▶ **Instructions for the task**: Find how many lines in the material hold the word "mmol", then state that number and nothing more.

## begin

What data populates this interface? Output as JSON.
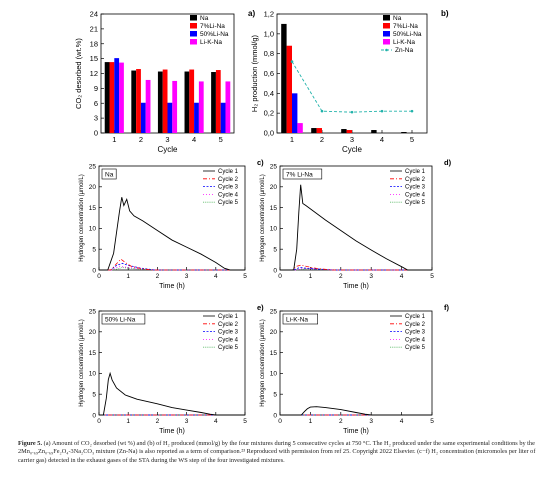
{
  "figure": {
    "caption": {
      "label": "Figure 5.",
      "text": " (a) Amount of CO₂ desorbed (wt %) and (b) of H₂ produced (mmol/g) by the four mixtures during 5 consecutive cycles at 750 °C. The H₂ produced under the same experimental conditions by the 2Mn₀.₆₉Zn₀.₆₉Fe₂O₄-3Na₂CO₃ mixture (Zn-Na) is also reported as a term of comparison.²³ Reproduced with permission from ref 25. Copyright 2022 Elsevier. (c−f) H₂ concentration (micromoles per liter of carrier gas) detected in the exhaust gases of the STA during the WS step of the four investigated mixtures."
    }
  },
  "chart_data": [
    {
      "id": "a",
      "type": "bar",
      "panel_label": "a)",
      "xlabel": "Cycle",
      "ylabel": "CO₂ desorbed (wt.%)",
      "categories": [
        "1",
        "2",
        "3",
        "4",
        "5"
      ],
      "ylim": [
        0,
        24
      ],
      "yticks": [
        0,
        3,
        6,
        9,
        12,
        15,
        18,
        21,
        24
      ],
      "legend_position": "top-right",
      "series": [
        {
          "name": "Na",
          "color": "#000000",
          "values": [
            14.3,
            12.6,
            12.4,
            12.4,
            12.3
          ]
        },
        {
          "name": "7%Li-Na",
          "color": "#ff0000",
          "values": [
            14.3,
            12.9,
            12.8,
            12.8,
            12.7
          ]
        },
        {
          "name": "50%Li-Na",
          "color": "#0000ff",
          "values": [
            15.1,
            6.1,
            6.1,
            6.1,
            6.1
          ]
        },
        {
          "name": "Li-K-Na",
          "color": "#ff00ff",
          "values": [
            14.2,
            10.7,
            10.5,
            10.4,
            10.4
          ]
        }
      ]
    },
    {
      "id": "b",
      "type": "bar",
      "panel_label": "b)",
      "xlabel": "Cycle",
      "ylabel": "H₂ production (mmol/g)",
      "categories": [
        "1",
        "2",
        "3",
        "4",
        "5"
      ],
      "ylim": [
        0,
        1.2
      ],
      "yticks": [
        "0,0",
        "0,2",
        "0,4",
        "0,6",
        "0,8",
        "1,0",
        "1,2"
      ],
      "legend_position": "top-right",
      "series": [
        {
          "name": "Na",
          "color": "#000000",
          "values": [
            1.1,
            0.05,
            0.04,
            0.03,
            0.01
          ]
        },
        {
          "name": "7%Li-Na",
          "color": "#ff0000",
          "values": [
            0.88,
            0.05,
            0.03,
            0.0,
            0.0
          ]
        },
        {
          "name": "50%Li-Na",
          "color": "#0000ff",
          "values": [
            0.4,
            0.0,
            0.0,
            0.0,
            0.0
          ]
        },
        {
          "name": "Li-K-Na",
          "color": "#ff00ff",
          "values": [
            0.1,
            0.0,
            0.0,
            0.0,
            0.0
          ]
        }
      ],
      "line_series": {
        "name": "Zn-Na",
        "color": "#20b2aa",
        "style": "dashed-dot markers",
        "values": [
          0.72,
          0.22,
          0.21,
          0.22,
          0.22
        ]
      }
    },
    {
      "id": "c",
      "type": "line",
      "panel_label": "c)",
      "tag": "Na",
      "xlabel": "Time (h)",
      "ylabel": "Hydrogen concentration (μmol/L)",
      "xlim": [
        0,
        5
      ],
      "ylim": [
        0,
        25
      ],
      "xticks": [
        0,
        1,
        2,
        3,
        4,
        5
      ],
      "yticks": [
        0,
        5,
        10,
        15,
        20,
        25
      ],
      "legend_position": "top-right",
      "series": [
        {
          "name": "Cycle 1",
          "color": "#000000",
          "dash": "",
          "x": [
            0,
            0.3,
            0.5,
            0.6,
            0.7,
            0.78,
            0.85,
            0.95,
            1.05,
            1.2,
            1.5,
            2.0,
            2.5,
            3.0,
            3.5,
            4.0,
            4.3,
            4.5,
            5.0
          ],
          "y": [
            0,
            0,
            4,
            9,
            14,
            17.5,
            15.5,
            17,
            14.2,
            13,
            11.8,
            9.5,
            7.2,
            5.5,
            3.8,
            1.8,
            0.4,
            0,
            0
          ]
        },
        {
          "name": "Cycle 2",
          "color": "#ff0000",
          "dash": "4,2,1,2",
          "x": [
            0,
            0.4,
            0.6,
            0.75,
            0.9,
            1.1,
            1.4,
            1.8,
            5.0
          ],
          "y": [
            0,
            0,
            1.5,
            2.6,
            1.8,
            0.9,
            0.4,
            0,
            0
          ]
        },
        {
          "name": "Cycle 3",
          "color": "#0000ff",
          "dash": "2,1.5",
          "x": [
            0,
            0.4,
            0.6,
            0.8,
            1.0,
            1.4,
            1.9,
            5.0
          ],
          "y": [
            0,
            0,
            1.1,
            1.6,
            1.1,
            0.5,
            0,
            0
          ]
        },
        {
          "name": "Cycle 4",
          "color": "#ff00ff",
          "dash": "1,2",
          "x": [
            0,
            0.45,
            0.7,
            1.0,
            1.4,
            2.0,
            5.0
          ],
          "y": [
            0,
            0,
            0.9,
            0.6,
            0.3,
            0,
            0
          ]
        },
        {
          "name": "Cycle 5",
          "color": "#20a030",
          "dash": "0.7,1.2",
          "x": [
            0,
            0.5,
            0.8,
            1.2,
            2.0,
            5.0
          ],
          "y": [
            0,
            0,
            0.6,
            0.3,
            0,
            0
          ]
        }
      ]
    },
    {
      "id": "d",
      "type": "line",
      "panel_label": "d)",
      "tag": "7% Li-Na",
      "xlabel": "Time (h)",
      "ylabel": "Hydrogen concentration (μmol/L)",
      "xlim": [
        0,
        5
      ],
      "ylim": [
        0,
        25
      ],
      "xticks": [
        0,
        1,
        2,
        3,
        4,
        5
      ],
      "yticks": [
        0,
        5,
        10,
        15,
        20,
        25
      ],
      "legend_position": "top-right",
      "series": [
        {
          "name": "Cycle 1",
          "color": "#000000",
          "dash": "",
          "x": [
            0,
            0.45,
            0.55,
            0.62,
            0.68,
            0.75,
            0.85,
            1.0,
            1.5,
            2.0,
            2.5,
            3.0,
            3.5,
            4.0,
            4.2,
            5.0
          ],
          "y": [
            0,
            0,
            5,
            14,
            20.5,
            16,
            15.5,
            14.7,
            12,
            9.5,
            7,
            4.8,
            2.7,
            0.8,
            0,
            0
          ]
        },
        {
          "name": "Cycle 2",
          "color": "#ff0000",
          "dash": "4,2,1,2",
          "x": [
            0,
            0.4,
            0.55,
            0.7,
            0.9,
            1.2,
            1.7,
            5.0
          ],
          "y": [
            0,
            0,
            0.9,
            1.2,
            0.8,
            0.4,
            0,
            0
          ]
        },
        {
          "name": "Cycle 3",
          "color": "#0000ff",
          "dash": "2,1.5",
          "x": [
            0,
            0.45,
            0.65,
            0.9,
            1.3,
            1.8,
            5.0
          ],
          "y": [
            0,
            0,
            0.6,
            0.4,
            0.2,
            0,
            0
          ]
        },
        {
          "name": "Cycle 4",
          "color": "#ff00ff",
          "dash": "1,2",
          "x": [
            0,
            0.5,
            0.8,
            1.2,
            1.8,
            5.0
          ],
          "y": [
            0,
            0,
            0.4,
            0.25,
            0,
            0
          ]
        },
        {
          "name": "Cycle 5",
          "color": "#20a030",
          "dash": "0.7,1.2",
          "x": [
            0,
            0.5,
            0.9,
            1.4,
            2.0,
            5.0
          ],
          "y": [
            0,
            0,
            0.3,
            0.15,
            0,
            0
          ]
        }
      ]
    },
    {
      "id": "e",
      "type": "line",
      "panel_label": "e)",
      "tag": "50% Li-Na",
      "xlabel": "Time (h)",
      "ylabel": "Hydrogen concentration (μmol/L)",
      "xlim": [
        0,
        5
      ],
      "ylim": [
        0,
        25
      ],
      "xticks": [
        0,
        1,
        2,
        3,
        4,
        5
      ],
      "yticks": [
        0,
        5,
        10,
        15,
        20,
        25
      ],
      "legend_position": "top-right",
      "series": [
        {
          "name": "Cycle 1",
          "color": "#000000",
          "dash": "",
          "x": [
            0,
            0.15,
            0.25,
            0.32,
            0.38,
            0.45,
            0.6,
            0.9,
            1.3,
            2.0,
            2.5,
            3.0,
            3.5,
            3.8,
            4.0,
            5.0
          ],
          "y": [
            0,
            0,
            4,
            8.5,
            10,
            8.4,
            6.5,
            4.8,
            3.8,
            2.7,
            1.8,
            1.2,
            0.6,
            0.2,
            0,
            0
          ]
        },
        {
          "name": "Cycle 2",
          "color": "#ff0000",
          "dash": "4,2,1,2",
          "x": [
            0,
            5.0
          ],
          "y": [
            0,
            0
          ]
        },
        {
          "name": "Cycle 3",
          "color": "#0000ff",
          "dash": "2,1.5",
          "x": [
            0,
            5.0
          ],
          "y": [
            0,
            0
          ]
        },
        {
          "name": "Cycle 4",
          "color": "#ff00ff",
          "dash": "1,2",
          "x": [
            0,
            5.0
          ],
          "y": [
            0,
            0
          ]
        },
        {
          "name": "Cycle 5",
          "color": "#20a030",
          "dash": "0.7,1.2",
          "x": [
            0,
            5.0
          ],
          "y": [
            0,
            0
          ]
        }
      ]
    },
    {
      "id": "f",
      "type": "line",
      "panel_label": "f)",
      "tag": "Li-K-Na",
      "xlabel": "Time (h)",
      "ylabel": "Hydrogen concentration (μmol/L)",
      "xlim": [
        0,
        5
      ],
      "ylim": [
        0,
        25
      ],
      "xticks": [
        0,
        1,
        2,
        3,
        4,
        5
      ],
      "yticks": [
        0,
        5,
        10,
        15,
        20,
        25
      ],
      "legend_position": "top-right",
      "series": [
        {
          "name": "Cycle 1",
          "color": "#000000",
          "dash": "",
          "x": [
            0,
            0.7,
            0.8,
            0.9,
            1.0,
            1.2,
            1.5,
            2.0,
            2.5,
            2.8,
            3.0,
            5.0
          ],
          "y": [
            0,
            0,
            0.8,
            1.5,
            1.9,
            2.0,
            1.8,
            1.3,
            0.6,
            0.2,
            0,
            0
          ]
        },
        {
          "name": "Cycle 2",
          "color": "#ff0000",
          "dash": "4,2,1,2",
          "x": [
            0,
            5.0
          ],
          "y": [
            0,
            0
          ]
        },
        {
          "name": "Cycle 3",
          "color": "#0000ff",
          "dash": "2,1.5",
          "x": [
            0,
            5.0
          ],
          "y": [
            0,
            0
          ]
        },
        {
          "name": "Cycle 4",
          "color": "#ff00ff",
          "dash": "1,2",
          "x": [
            0,
            5.0
          ],
          "y": [
            0,
            0
          ]
        },
        {
          "name": "Cycle 5",
          "color": "#20a030",
          "dash": "0.7,1.2",
          "x": [
            0,
            5.0
          ],
          "y": [
            0,
            0
          ]
        }
      ]
    }
  ]
}
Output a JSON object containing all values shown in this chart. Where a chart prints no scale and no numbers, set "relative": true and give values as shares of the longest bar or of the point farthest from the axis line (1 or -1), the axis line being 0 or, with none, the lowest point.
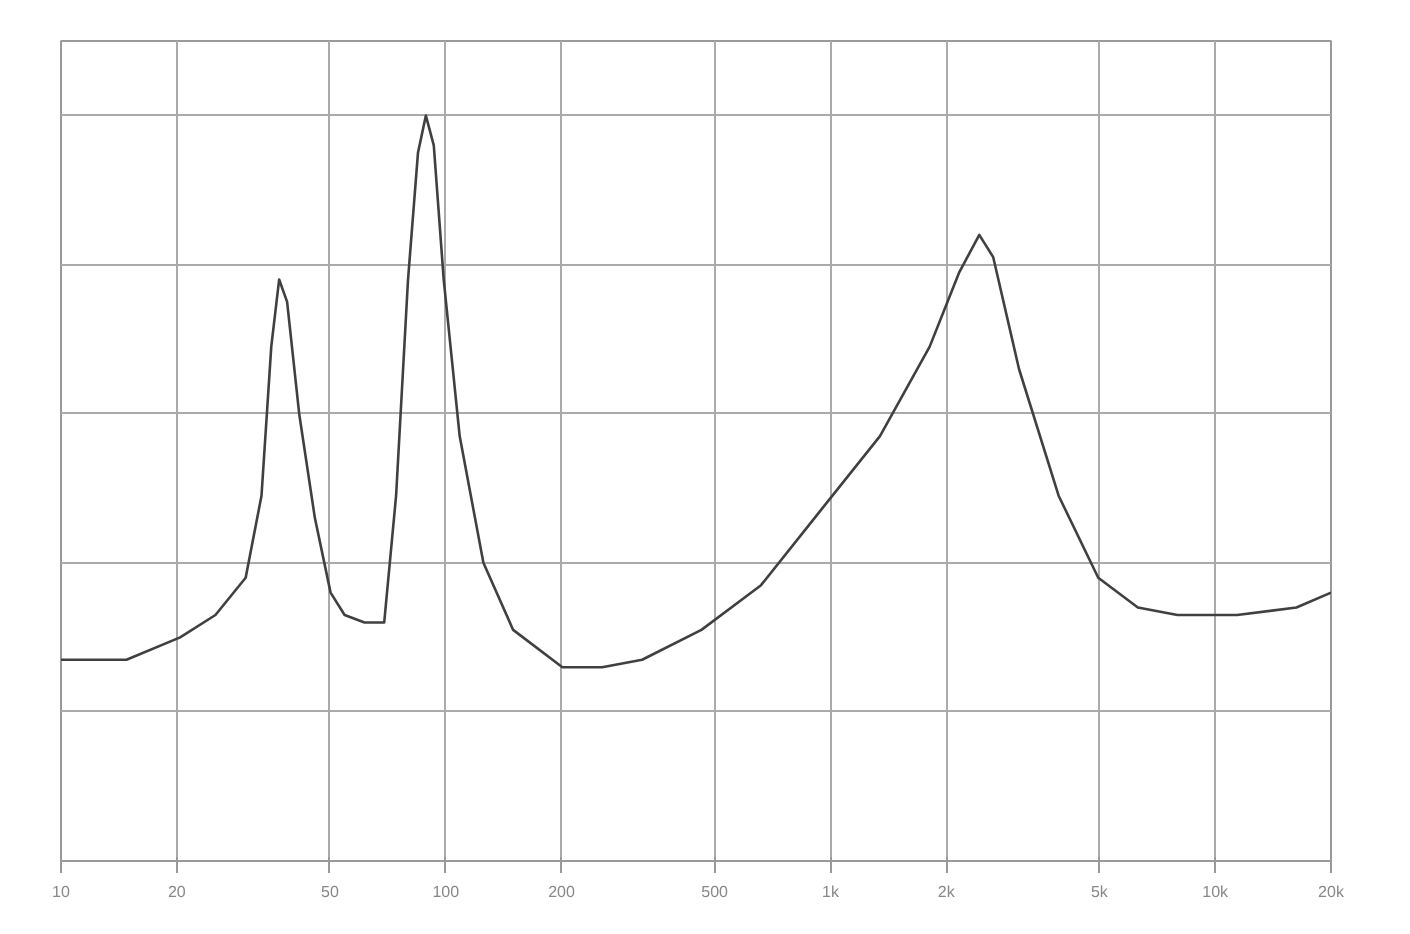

## end

▶ **Written response**: 2